• Stated exercise:
Count how many lines below contain the word "JSON", then give that number alone.

• Dataset:
►

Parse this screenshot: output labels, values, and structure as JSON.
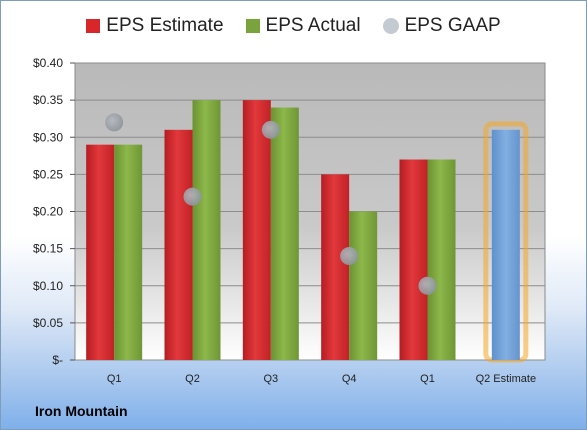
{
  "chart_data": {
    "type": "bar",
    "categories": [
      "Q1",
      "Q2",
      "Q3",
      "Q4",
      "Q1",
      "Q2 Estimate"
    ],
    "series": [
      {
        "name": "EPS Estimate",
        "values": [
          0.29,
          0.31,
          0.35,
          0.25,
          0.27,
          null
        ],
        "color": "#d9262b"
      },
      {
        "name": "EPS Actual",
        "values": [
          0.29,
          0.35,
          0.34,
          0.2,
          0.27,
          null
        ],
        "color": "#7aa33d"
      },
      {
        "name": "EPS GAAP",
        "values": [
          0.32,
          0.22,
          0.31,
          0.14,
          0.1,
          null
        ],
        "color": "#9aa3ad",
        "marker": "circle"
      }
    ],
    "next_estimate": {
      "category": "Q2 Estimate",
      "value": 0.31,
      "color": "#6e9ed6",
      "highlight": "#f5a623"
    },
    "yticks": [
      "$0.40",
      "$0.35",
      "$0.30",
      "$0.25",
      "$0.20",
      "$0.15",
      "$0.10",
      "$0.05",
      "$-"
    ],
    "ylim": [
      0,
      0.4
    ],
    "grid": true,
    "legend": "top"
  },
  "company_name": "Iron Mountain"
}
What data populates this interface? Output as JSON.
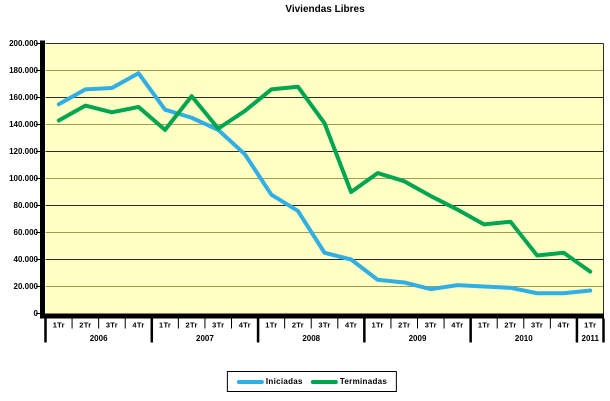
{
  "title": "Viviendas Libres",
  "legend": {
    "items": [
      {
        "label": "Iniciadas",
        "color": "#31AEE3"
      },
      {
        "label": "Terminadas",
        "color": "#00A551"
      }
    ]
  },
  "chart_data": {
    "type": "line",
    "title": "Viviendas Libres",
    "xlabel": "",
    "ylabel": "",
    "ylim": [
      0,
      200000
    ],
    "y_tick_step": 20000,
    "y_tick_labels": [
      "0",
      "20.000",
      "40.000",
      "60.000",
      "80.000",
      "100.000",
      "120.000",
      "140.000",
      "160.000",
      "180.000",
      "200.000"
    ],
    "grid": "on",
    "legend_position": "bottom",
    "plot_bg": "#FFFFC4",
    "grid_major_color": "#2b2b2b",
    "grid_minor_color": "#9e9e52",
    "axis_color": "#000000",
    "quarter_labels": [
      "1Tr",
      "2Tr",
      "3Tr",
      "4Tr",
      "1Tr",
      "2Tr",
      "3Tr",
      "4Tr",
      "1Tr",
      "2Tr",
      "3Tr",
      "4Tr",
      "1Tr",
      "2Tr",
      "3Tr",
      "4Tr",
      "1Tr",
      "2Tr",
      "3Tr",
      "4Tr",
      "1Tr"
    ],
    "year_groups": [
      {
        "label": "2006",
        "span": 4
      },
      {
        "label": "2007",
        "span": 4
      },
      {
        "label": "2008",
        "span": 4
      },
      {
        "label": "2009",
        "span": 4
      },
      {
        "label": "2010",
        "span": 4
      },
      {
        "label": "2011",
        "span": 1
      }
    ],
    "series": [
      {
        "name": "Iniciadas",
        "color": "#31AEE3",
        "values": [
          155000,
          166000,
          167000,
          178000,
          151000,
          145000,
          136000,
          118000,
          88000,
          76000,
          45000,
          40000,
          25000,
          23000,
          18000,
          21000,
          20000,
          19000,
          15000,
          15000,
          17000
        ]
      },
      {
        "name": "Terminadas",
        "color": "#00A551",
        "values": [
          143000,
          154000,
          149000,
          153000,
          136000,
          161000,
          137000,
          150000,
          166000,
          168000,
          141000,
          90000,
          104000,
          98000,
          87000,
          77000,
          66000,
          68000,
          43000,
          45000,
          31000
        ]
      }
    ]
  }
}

◄
►

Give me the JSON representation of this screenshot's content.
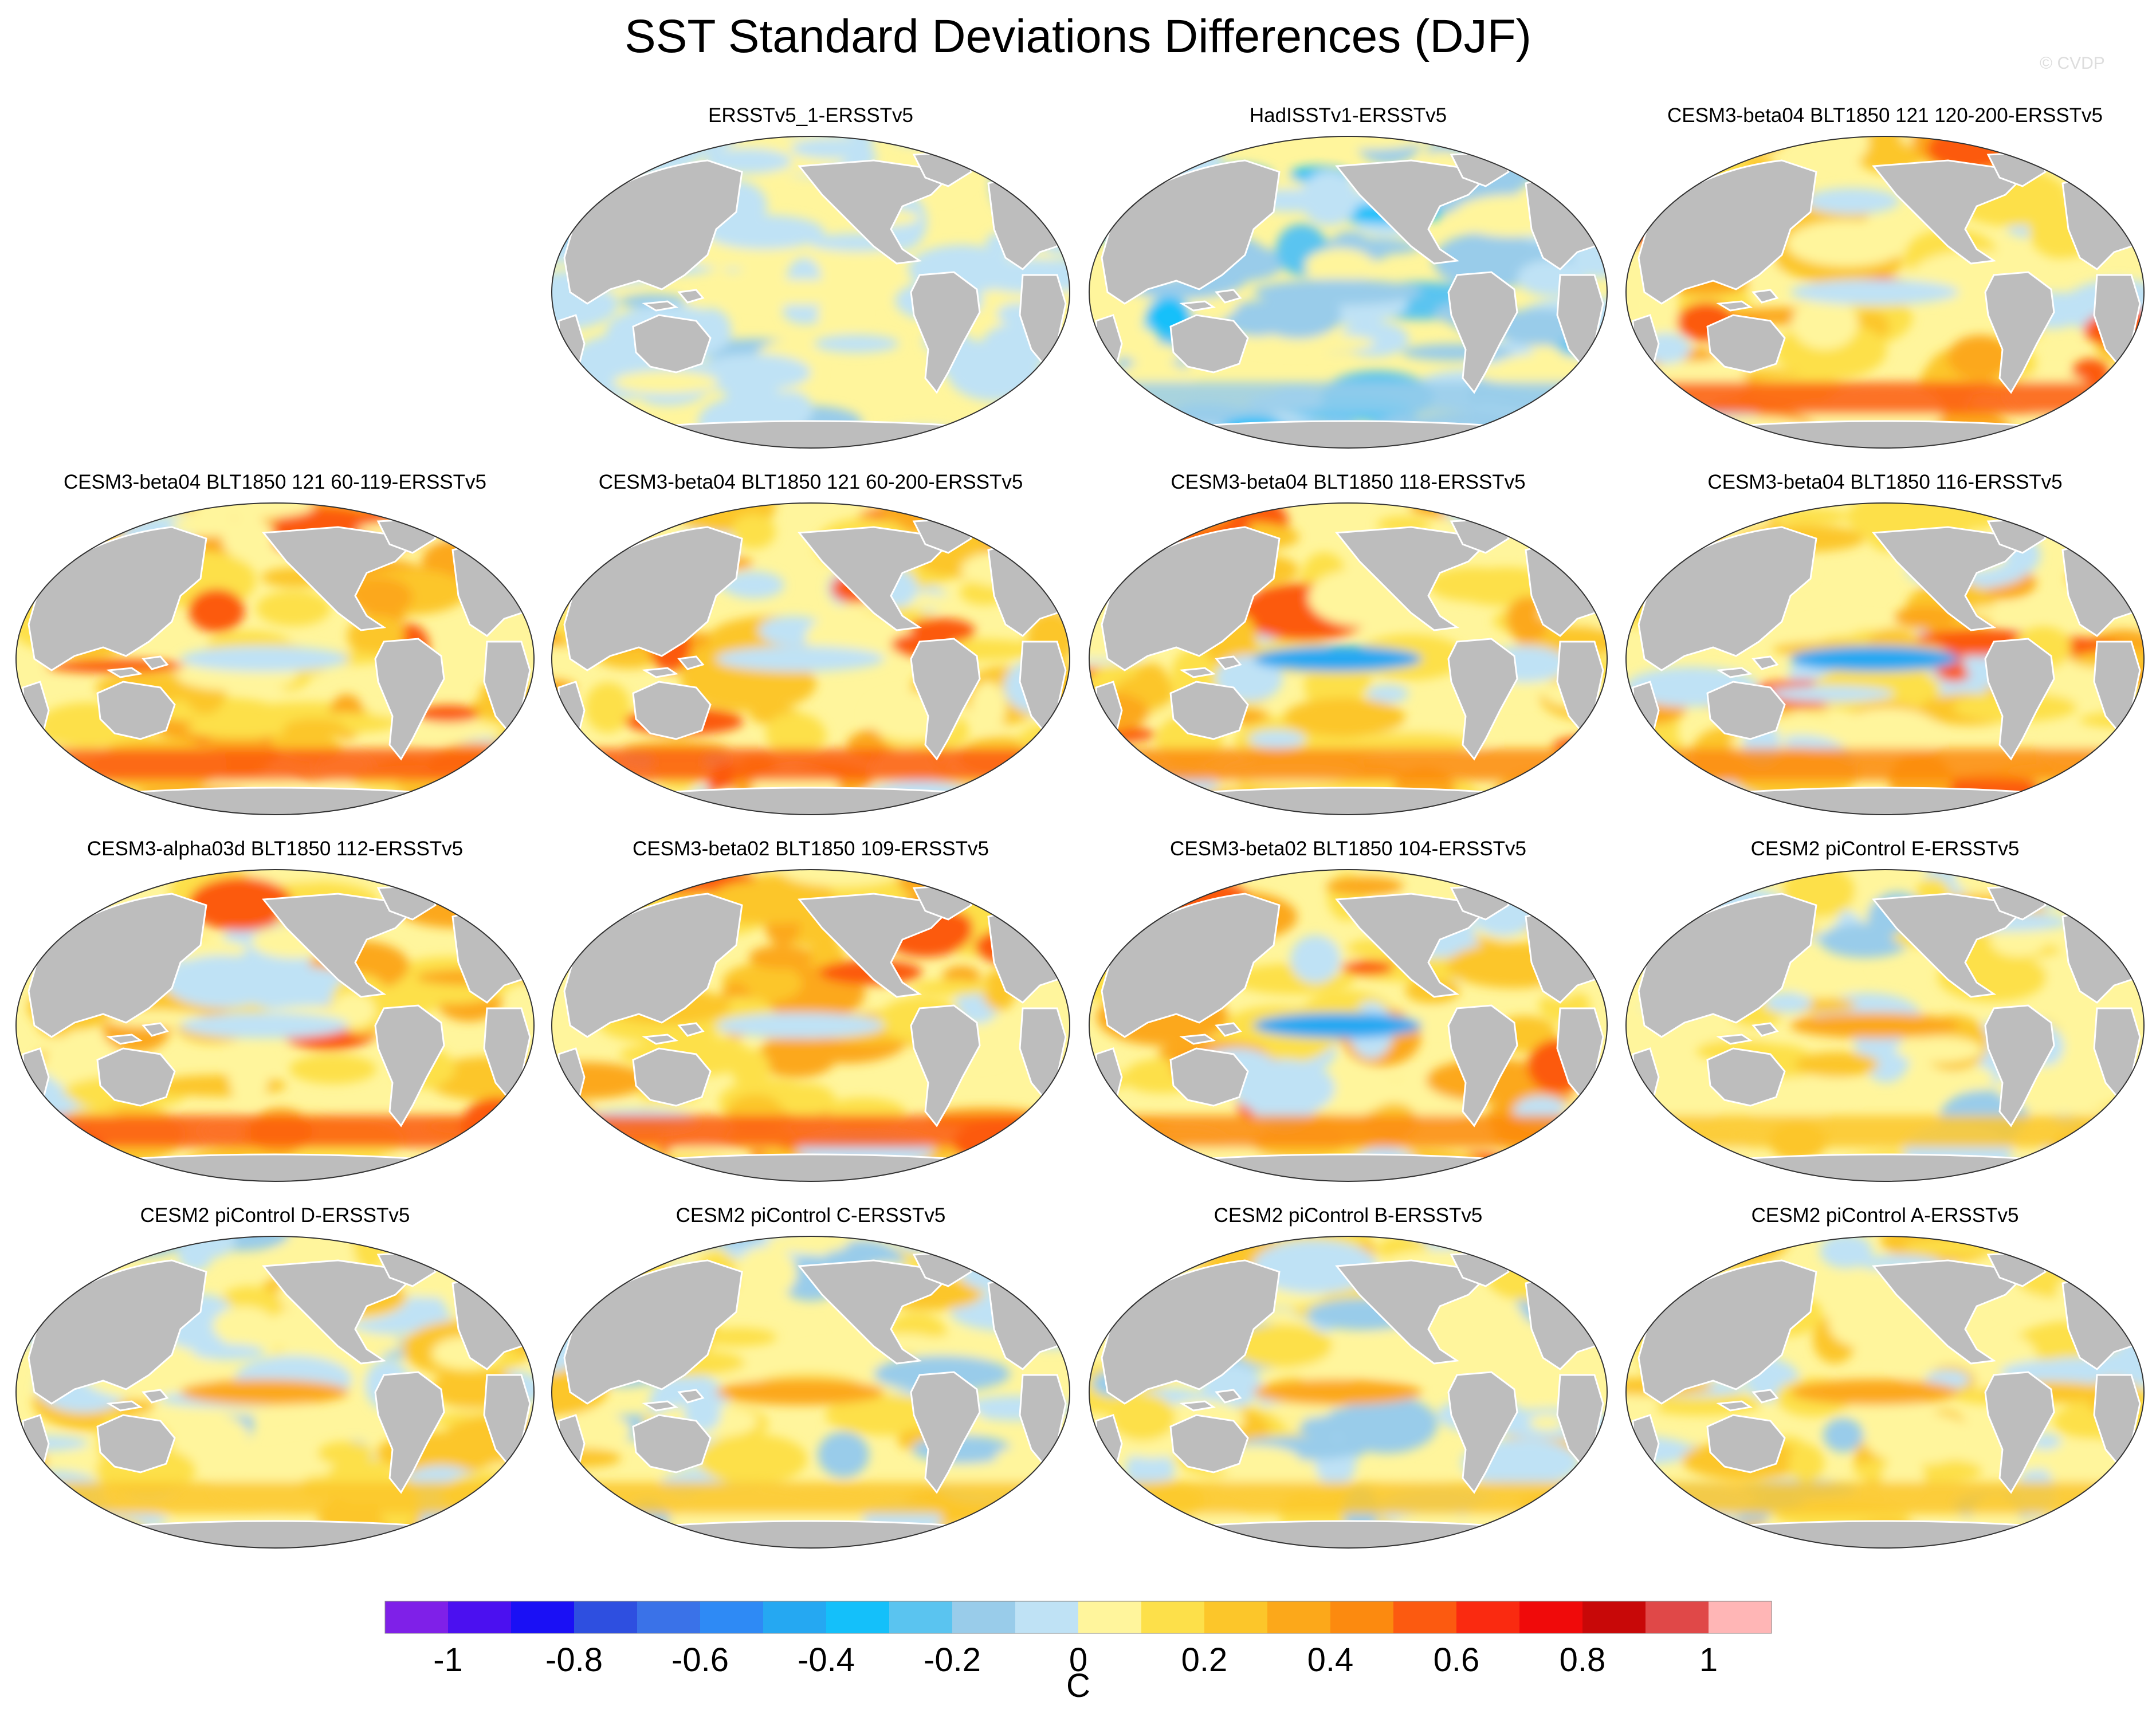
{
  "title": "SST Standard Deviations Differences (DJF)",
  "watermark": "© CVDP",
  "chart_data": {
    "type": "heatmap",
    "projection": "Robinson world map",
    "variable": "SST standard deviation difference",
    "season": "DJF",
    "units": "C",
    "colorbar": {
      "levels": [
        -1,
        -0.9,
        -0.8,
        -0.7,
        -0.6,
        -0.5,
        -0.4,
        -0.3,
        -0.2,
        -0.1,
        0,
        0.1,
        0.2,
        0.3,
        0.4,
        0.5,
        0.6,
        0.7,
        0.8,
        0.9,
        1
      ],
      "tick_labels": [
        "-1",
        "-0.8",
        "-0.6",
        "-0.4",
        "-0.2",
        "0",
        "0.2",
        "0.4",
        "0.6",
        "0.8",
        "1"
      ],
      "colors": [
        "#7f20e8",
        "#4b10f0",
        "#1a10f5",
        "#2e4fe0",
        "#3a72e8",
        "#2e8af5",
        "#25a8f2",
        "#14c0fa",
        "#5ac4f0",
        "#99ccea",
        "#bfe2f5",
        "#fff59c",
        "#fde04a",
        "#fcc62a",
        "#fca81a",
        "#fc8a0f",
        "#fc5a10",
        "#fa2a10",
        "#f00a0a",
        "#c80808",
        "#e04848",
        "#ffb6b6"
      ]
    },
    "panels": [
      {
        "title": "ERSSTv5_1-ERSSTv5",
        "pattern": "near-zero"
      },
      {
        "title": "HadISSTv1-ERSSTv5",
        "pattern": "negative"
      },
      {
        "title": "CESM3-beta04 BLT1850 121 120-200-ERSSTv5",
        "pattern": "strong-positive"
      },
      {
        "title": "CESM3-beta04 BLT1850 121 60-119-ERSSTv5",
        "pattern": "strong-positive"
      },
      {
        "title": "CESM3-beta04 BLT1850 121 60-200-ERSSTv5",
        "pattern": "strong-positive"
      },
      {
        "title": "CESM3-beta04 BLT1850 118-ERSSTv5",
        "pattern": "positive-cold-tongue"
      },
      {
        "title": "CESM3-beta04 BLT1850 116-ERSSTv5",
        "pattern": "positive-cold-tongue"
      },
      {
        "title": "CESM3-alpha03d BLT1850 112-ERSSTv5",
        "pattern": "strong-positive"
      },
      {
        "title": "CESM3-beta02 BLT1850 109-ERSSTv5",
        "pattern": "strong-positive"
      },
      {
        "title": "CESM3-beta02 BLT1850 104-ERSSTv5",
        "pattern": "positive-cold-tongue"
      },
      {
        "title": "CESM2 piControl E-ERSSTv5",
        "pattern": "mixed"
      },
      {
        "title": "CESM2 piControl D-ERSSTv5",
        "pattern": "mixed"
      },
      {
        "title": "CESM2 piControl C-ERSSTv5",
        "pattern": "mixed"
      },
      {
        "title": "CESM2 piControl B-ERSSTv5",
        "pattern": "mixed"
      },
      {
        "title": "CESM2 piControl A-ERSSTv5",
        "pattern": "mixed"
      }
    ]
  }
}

◄

• Expected answer:
3